## Exercise
Please write out the complete listing that follows, exactly as it reads.

-- START Data to process --

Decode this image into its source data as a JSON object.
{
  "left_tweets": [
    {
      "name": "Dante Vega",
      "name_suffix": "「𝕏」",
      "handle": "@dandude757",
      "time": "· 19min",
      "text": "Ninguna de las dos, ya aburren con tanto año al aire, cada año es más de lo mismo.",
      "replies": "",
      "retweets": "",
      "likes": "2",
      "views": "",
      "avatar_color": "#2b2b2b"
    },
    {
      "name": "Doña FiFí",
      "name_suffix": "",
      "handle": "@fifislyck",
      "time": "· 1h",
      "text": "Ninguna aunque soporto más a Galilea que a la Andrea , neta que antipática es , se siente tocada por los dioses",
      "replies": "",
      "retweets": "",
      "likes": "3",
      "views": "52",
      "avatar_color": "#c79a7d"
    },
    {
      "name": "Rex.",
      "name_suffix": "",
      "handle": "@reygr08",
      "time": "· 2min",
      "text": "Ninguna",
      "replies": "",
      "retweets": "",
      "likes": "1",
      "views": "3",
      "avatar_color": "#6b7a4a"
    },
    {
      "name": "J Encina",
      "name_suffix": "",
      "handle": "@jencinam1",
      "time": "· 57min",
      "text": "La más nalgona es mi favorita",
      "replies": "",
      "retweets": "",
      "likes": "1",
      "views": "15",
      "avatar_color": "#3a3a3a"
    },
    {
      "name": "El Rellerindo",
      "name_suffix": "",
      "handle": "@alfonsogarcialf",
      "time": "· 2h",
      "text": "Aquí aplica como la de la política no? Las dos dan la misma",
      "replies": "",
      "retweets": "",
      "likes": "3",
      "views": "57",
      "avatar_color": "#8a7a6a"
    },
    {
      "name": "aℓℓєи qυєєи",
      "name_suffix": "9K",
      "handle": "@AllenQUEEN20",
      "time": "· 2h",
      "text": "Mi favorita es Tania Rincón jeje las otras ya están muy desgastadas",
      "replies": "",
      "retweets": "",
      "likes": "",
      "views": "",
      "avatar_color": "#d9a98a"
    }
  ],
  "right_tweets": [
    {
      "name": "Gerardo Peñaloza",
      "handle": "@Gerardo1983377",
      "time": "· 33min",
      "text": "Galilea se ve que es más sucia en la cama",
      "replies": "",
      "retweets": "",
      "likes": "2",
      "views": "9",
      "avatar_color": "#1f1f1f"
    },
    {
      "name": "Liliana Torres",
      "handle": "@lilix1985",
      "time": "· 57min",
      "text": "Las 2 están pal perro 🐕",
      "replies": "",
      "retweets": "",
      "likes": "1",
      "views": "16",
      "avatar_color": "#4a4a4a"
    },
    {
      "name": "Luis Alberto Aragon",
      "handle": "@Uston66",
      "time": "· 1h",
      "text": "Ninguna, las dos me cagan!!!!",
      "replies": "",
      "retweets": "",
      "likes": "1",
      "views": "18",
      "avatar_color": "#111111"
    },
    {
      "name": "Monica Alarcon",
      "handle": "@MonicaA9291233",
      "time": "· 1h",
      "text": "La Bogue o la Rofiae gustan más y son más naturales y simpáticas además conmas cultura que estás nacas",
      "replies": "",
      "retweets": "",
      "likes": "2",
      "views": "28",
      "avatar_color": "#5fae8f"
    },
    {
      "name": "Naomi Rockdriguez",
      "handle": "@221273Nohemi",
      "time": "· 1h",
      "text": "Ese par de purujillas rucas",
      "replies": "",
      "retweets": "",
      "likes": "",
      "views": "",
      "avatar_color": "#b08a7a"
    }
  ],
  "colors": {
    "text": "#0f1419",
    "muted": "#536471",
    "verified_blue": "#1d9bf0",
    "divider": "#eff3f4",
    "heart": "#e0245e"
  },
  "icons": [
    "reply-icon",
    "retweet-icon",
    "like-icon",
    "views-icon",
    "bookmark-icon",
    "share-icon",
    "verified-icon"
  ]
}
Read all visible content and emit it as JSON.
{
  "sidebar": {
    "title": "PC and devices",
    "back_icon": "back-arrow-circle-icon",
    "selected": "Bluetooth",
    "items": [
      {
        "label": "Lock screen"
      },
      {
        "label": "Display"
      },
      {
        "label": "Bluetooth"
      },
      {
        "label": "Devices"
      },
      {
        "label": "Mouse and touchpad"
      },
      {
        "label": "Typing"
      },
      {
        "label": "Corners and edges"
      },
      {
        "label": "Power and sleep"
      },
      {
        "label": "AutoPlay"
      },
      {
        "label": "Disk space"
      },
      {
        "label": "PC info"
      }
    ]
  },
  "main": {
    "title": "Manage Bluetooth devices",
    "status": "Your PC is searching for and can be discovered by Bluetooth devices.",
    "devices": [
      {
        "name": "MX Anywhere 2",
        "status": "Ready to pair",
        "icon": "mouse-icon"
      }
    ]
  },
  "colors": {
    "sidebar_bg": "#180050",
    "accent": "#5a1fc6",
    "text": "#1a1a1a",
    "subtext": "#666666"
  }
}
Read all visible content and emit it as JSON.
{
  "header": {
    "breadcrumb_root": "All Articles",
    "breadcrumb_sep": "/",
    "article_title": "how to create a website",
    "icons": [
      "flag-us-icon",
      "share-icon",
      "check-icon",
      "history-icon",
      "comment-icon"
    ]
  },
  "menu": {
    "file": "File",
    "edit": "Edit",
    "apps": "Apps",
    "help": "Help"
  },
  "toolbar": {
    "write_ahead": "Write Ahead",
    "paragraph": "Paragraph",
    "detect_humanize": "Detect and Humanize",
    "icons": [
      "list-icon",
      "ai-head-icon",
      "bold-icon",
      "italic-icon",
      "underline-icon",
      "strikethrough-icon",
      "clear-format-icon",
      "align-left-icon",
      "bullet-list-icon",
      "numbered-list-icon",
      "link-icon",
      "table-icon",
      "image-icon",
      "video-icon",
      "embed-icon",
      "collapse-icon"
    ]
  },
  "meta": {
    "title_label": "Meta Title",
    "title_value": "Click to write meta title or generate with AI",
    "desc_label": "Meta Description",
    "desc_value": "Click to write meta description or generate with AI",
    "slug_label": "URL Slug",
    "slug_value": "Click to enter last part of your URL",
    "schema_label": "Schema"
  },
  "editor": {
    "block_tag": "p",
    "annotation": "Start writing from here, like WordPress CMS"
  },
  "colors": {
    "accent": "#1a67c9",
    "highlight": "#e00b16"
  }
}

-- END Data to process --

## Exercise answer
Decode this image into its source data as a JSON object.
{
  "left_tweets": [
    {
      "name": "Dante Vega",
      "name_suffix": "「𝕏」",
      "handle": "@dandude757",
      "time": "· 19min",
      "text": "Ninguna de las dos, ya aburren con tanto año al aire, cada año es más de lo mismo.",
      "replies": "",
      "retweets": "",
      "likes": "2",
      "views": "",
      "avatar_color": "#2b2b2b"
    },
    {
      "name": "Doña FiFí",
      "name_suffix": "",
      "handle": "@fifislyck",
      "time": "· 1h",
      "text": "Ninguna aunque soporto más a Galilea que a la Andrea , neta que antipática es , se siente tocada por los dioses",
      "replies": "",
      "retweets": "",
      "likes": "3",
      "views": "52",
      "avatar_color": "#c79a7d"
    },
    {
      "name": "Rex.",
      "name_suffix": "",
      "handle": "@reygr08",
      "time": "· 2min",
      "text": "Ninguna",
      "replies": "",
      "retweets": "",
      "likes": "1",
      "views": "3",
      "avatar_color": "#6b7a4a"
    },
    {
      "name": "J Encina",
      "name_suffix": "",
      "handle": "@jencinam1",
      "time": "· 57min",
      "text": "La más nalgona es mi favorita",
      "replies": "",
      "retweets": "",
      "likes": "1",
      "views": "15",
      "avatar_color": "#3a3a3a"
    },
    {
      "name": "El Rellerindo",
      "name_suffix": "",
      "handle": "@alfonsogarcialf",
      "time": "· 2h",
      "text": "Aquí aplica como la de la política no? Las dos dan la misma",
      "replies": "",
      "retweets": "",
      "likes": "3",
      "views": "57",
      "avatar_color": "#8a7a6a"
    },
    {
      "name": "aℓℓєи qυєєи",
      "name_suffix": "9K",
      "handle": "@AllenQUEEN20",
      "time": "· 2h",
      "text": "Mi favorita es Tania Rincón jeje las otras ya están muy desgastadas",
      "replies": "",
      "retweets": "",
      "likes": "",
      "views": "",
      "avatar_color": "#d9a98a"
    }
  ],
  "right_tweets": [
    {
      "name": "Gerardo Peñaloza",
      "handle": "@Gerardo1983377",
      "time": "· 33min",
      "text": "Galilea se ve que es más sucia en la cama",
      "replies": "",
      "retweets": "",
      "likes": "2",
      "views": "9",
      "avatar_color": "#1f1f1f"
    },
    {
      "name": "Liliana Torres",
      "handle": "@lilix1985",
      "time": "· 57min",
      "text": "Las 2 están pal perro 🐕",
      "replies": "",
      "retweets": "",
      "likes": "1",
      "views": "16",
      "avatar_color": "#4a4a4a"
    },
    {
      "name": "Luis Alberto Aragon",
      "handle": "@Uston66",
      "time": "· 1h",
      "text": "Ninguna, las dos me cagan!!!!",
      "replies": "",
      "retweets": "",
      "likes": "1",
      "views": "18",
      "avatar_color": "#111111"
    },
    {
      "name": "Monica Alarcon",
      "handle": "@MonicaA9291233",
      "time": "· 1h",
      "text": "La Bogue o la Rofiae gustan más y son más naturales y simpáticas además conmas cultura que estás nacas",
      "replies": "",
      "retweets": "",
      "likes": "2",
      "views": "28",
      "avatar_color": "#5fae8f"
    },
    {
      "name": "Naomi Rockdriguez",
      "handle": "@221273Nohemi",
      "time": "· 1h",
      "text": "Ese par de purujillas rucas",
      "replies": "",
      "retweets": "",
      "likes": "",
      "views": "",
      "avatar_color": "#b08a7a"
    }
  ],
  "colors": {
    "text": "#0f1419",
    "muted": "#536471",
    "verified_blue": "#1d9bf0",
    "divider": "#eff3f4",
    "heart": "#e0245e"
  },
  "icons": [
    "reply-icon",
    "retweet-icon",
    "like-icon",
    "views-icon",
    "bookmark-icon",
    "share-icon",
    "verified-icon"
  ]
}
Read all visible content and emit it as JSON.
{
  "sidebar": {
    "title": "PC and devices",
    "back_icon": "back-arrow-circle-icon",
    "selected": "Bluetooth",
    "items": [
      {
        "label": "Lock screen"
      },
      {
        "label": "Display"
      },
      {
        "label": "Bluetooth"
      },
      {
        "label": "Devices"
      },
      {
        "label": "Mouse and touchpad"
      },
      {
        "label": "Typing"
      },
      {
        "label": "Corners and edges"
      },
      {
        "label": "Power and sleep"
      },
      {
        "label": "AutoPlay"
      },
      {
        "label": "Disk space"
      },
      {
        "label": "PC info"
      }
    ]
  },
  "main": {
    "title": "Manage Bluetooth devices",
    "status": "Your PC is searching for and can be discovered by Bluetooth devices.",
    "devices": [
      {
        "name": "MX Anywhere 2",
        "status": "Ready to pair",
        "icon": "mouse-icon"
      }
    ]
  },
  "colors": {
    "sidebar_bg": "#180050",
    "accent": "#5a1fc6",
    "text": "#1a1a1a",
    "subtext": "#666666"
  }
}
Read all visible content and emit it as JSON.
{
  "header": {
    "breadcrumb_root": "All Articles",
    "breadcrumb_sep": "/",
    "article_title": "how to create a website",
    "icons": [
      "flag-us-icon",
      "share-icon",
      "check-icon",
      "history-icon",
      "comment-icon"
    ]
  },
  "menu": {
    "file": "File",
    "edit": "Edit",
    "apps": "Apps",
    "help": "Help"
  },
  "toolbar": {
    "write_ahead": "Write Ahead",
    "paragraph": "Paragraph",
    "detect_humanize": "Detect and Humanize",
    "icons": [
      "list-icon",
      "ai-head-icon",
      "bold-icon",
      "italic-icon",
      "underline-icon",
      "strikethrough-icon",
      "clear-format-icon",
      "align-left-icon",
      "bullet-list-icon",
      "numbered-list-icon",
      "link-icon",
      "table-icon",
      "image-icon",
      "video-icon",
      "embed-icon",
      "collapse-icon"
    ]
  },
  "meta": {
    "title_label": "Meta Title",
    "title_value": "Click to write meta title or generate with AI",
    "desc_label": "Meta Description",
    "desc_value": "Click to write meta description or generate with AI",
    "slug_label": "URL Slug",
    "slug_value": "Click to enter last part of your URL",
    "schema_label": "Schema"
  },
  "editor": {
    "block_tag": "p",
    "annotation": "Start writing from here, like WordPress CMS"
  },
  "colors": {
    "accent": "#1a67c9",
    "highlight": "#e00b16"
  }
}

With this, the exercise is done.